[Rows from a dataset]
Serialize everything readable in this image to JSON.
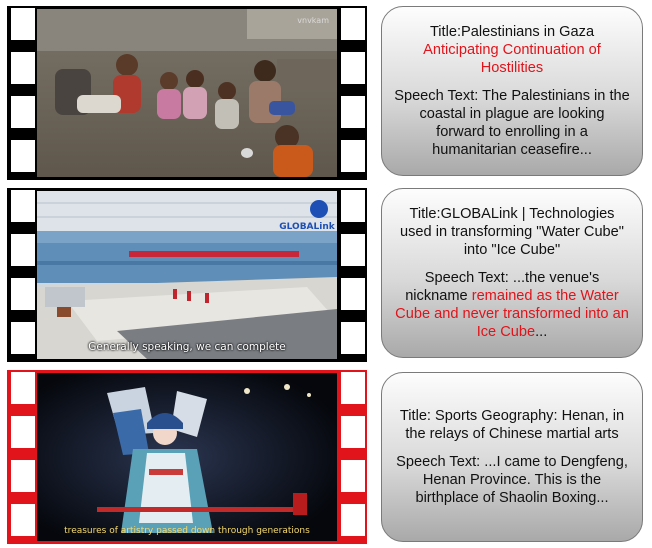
{
  "panels": [
    {
      "frame_style": "black",
      "watermark": "vnvkam",
      "title_prefix": "Title:Palestinians in Gaza",
      "title_highlight": "Anticipating Continuation of Hostilities",
      "speech_prefix": "Speech Text: The Palestinians in the coastal in plague are looking forward to enrolling in a humanitarian ceasefire...",
      "speech_highlight": "",
      "speech_suffix": ""
    },
    {
      "frame_style": "black",
      "logo_text": "GLOBALink",
      "subtitle": "Generally speaking, we can complete",
      "title_prefix": "Title:GLOBALink | Technologies used in transforming \"Water Cube\" into \"Ice Cube\"",
      "title_highlight": "",
      "speech_prefix": "Speech Text: ...the venue's nickname ",
      "speech_highlight": "remained as the Water Cube and never transformed into an Ice Cube",
      "speech_suffix": "..."
    },
    {
      "frame_style": "red",
      "subtitle": "treasures of artistry passed down through generations",
      "title_prefix": "Title: Sports Geography: Henan, in the relays of Chinese martial arts",
      "title_highlight": "",
      "speech_prefix": "Speech Text: ...I came to Dengfeng, Henan Province. This is the birthplace of Shaolin Boxing...",
      "speech_highlight": "",
      "speech_suffix": ""
    }
  ],
  "colors": {
    "highlight": "#e0141a",
    "frame_black": "#000000",
    "frame_red": "#e0141a"
  }
}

**Exercise task:** Output the full set of records above without changing a word, and drop the images.

**Solved exercise:**
Serialize everything readable in this image to JSON.
{
  "panels": [
    {
      "frame_style": "black",
      "watermark": "vnvkam",
      "title_prefix": "Title:Palestinians in Gaza",
      "title_highlight": "Anticipating Continuation of Hostilities",
      "speech_prefix": "Speech Text: The Palestinians in the coastal in plague are looking forward to enrolling in a humanitarian ceasefire...",
      "speech_highlight": "",
      "speech_suffix": ""
    },
    {
      "frame_style": "black",
      "logo_text": "GLOBALink",
      "subtitle": "Generally speaking, we can complete",
      "title_prefix": "Title:GLOBALink | Technologies used in transforming \"Water Cube\" into \"Ice Cube\"",
      "title_highlight": "",
      "speech_prefix": "Speech Text: ...the venue's nickname ",
      "speech_highlight": "remained as the Water Cube and never transformed into an Ice Cube",
      "speech_suffix": "..."
    },
    {
      "frame_style": "red",
      "subtitle": "treasures of artistry passed down through generations",
      "title_prefix": "Title: Sports Geography: Henan, in the relays of Chinese martial arts",
      "title_highlight": "",
      "speech_prefix": "Speech Text: ...I came to Dengfeng, Henan Province. This is the birthplace of Shaolin Boxing...",
      "speech_highlight": "",
      "speech_suffix": ""
    }
  ],
  "colors": {
    "highlight": "#e0141a",
    "frame_black": "#000000",
    "frame_red": "#e0141a"
  }
}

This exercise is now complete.